[Stored data]
━━━

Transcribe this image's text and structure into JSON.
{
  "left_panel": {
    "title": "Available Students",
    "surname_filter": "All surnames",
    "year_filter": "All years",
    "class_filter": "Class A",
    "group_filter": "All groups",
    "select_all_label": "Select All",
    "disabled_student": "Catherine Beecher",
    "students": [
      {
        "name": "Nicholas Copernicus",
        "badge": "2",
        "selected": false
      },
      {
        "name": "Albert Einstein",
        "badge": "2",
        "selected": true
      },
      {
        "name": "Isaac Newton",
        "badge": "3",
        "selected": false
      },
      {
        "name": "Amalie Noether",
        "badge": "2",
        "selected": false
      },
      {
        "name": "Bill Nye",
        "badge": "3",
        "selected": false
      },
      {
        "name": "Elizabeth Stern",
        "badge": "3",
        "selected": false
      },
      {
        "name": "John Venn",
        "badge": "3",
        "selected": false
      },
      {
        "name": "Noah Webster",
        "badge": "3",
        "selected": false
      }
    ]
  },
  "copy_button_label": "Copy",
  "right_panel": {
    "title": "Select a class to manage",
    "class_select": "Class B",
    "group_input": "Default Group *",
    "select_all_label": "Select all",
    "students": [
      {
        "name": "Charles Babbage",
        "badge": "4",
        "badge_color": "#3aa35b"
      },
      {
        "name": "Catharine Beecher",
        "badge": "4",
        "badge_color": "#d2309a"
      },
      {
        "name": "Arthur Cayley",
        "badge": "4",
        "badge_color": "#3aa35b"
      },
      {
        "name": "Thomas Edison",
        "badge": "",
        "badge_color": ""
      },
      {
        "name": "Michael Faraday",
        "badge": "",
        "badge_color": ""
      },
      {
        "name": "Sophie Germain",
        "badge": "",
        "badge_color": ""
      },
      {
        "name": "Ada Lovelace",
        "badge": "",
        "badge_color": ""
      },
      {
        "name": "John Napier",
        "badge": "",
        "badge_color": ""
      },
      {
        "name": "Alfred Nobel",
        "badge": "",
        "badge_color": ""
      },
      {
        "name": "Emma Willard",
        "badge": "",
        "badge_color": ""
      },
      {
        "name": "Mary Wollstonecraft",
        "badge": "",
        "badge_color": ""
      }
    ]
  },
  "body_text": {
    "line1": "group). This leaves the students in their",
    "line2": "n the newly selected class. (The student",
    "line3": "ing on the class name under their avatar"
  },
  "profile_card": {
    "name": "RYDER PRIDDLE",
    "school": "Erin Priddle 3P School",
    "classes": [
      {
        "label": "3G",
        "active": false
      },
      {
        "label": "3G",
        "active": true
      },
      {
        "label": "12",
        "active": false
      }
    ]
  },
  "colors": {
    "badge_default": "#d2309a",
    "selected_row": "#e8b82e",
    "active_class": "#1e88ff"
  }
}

━━━

Exercise goal. Reproduce the full listing above, character for character.

Solution.
Transcribe this image's text and structure into JSON.
{
  "left_panel": {
    "title": "Available Students",
    "surname_filter": "All surnames",
    "year_filter": "All years",
    "class_filter": "Class A",
    "group_filter": "All groups",
    "select_all_label": "Select All",
    "disabled_student": "Catherine Beecher",
    "students": [
      {
        "name": "Nicholas Copernicus",
        "badge": "2",
        "selected": false
      },
      {
        "name": "Albert Einstein",
        "badge": "2",
        "selected": true
      },
      {
        "name": "Isaac Newton",
        "badge": "3",
        "selected": false
      },
      {
        "name": "Amalie Noether",
        "badge": "2",
        "selected": false
      },
      {
        "name": "Bill Nye",
        "badge": "3",
        "selected": false
      },
      {
        "name": "Elizabeth Stern",
        "badge": "3",
        "selected": false
      },
      {
        "name": "John Venn",
        "badge": "3",
        "selected": false
      },
      {
        "name": "Noah Webster",
        "badge": "3",
        "selected": false
      }
    ]
  },
  "copy_button_label": "Copy",
  "right_panel": {
    "title": "Select a class to manage",
    "class_select": "Class B",
    "group_input": "Default Group *",
    "select_all_label": "Select all",
    "students": [
      {
        "name": "Charles Babbage",
        "badge": "4",
        "badge_color": "#3aa35b"
      },
      {
        "name": "Catharine Beecher",
        "badge": "4",
        "badge_color": "#d2309a"
      },
      {
        "name": "Arthur Cayley",
        "badge": "4",
        "badge_color": "#3aa35b"
      },
      {
        "name": "Thomas Edison",
        "badge": "",
        "badge_color": ""
      },
      {
        "name": "Michael Faraday",
        "badge": "",
        "badge_color": ""
      },
      {
        "name": "Sophie Germain",
        "badge": "",
        "badge_color": ""
      },
      {
        "name": "Ada Lovelace",
        "badge": "",
        "badge_color": ""
      },
      {
        "name": "John Napier",
        "badge": "",
        "badge_color": ""
      },
      {
        "name": "Alfred Nobel",
        "badge": "",
        "badge_color": ""
      },
      {
        "name": "Emma Willard",
        "badge": "",
        "badge_color": ""
      },
      {
        "name": "Mary Wollstonecraft",
        "badge": "",
        "badge_color": ""
      }
    ]
  },
  "body_text": {
    "line1": "group). This leaves the students in their",
    "line2": "n the newly selected class. (The student",
    "line3": "ing on the class name under their avatar"
  },
  "profile_card": {
    "name": "RYDER PRIDDLE",
    "school": "Erin Priddle 3P School",
    "classes": [
      {
        "label": "3G",
        "active": false
      },
      {
        "label": "3G",
        "active": true
      },
      {
        "label": "12",
        "active": false
      }
    ]
  },
  "colors": {
    "badge_default": "#d2309a",
    "selected_row": "#e8b82e",
    "active_class": "#1e88ff"
  }
}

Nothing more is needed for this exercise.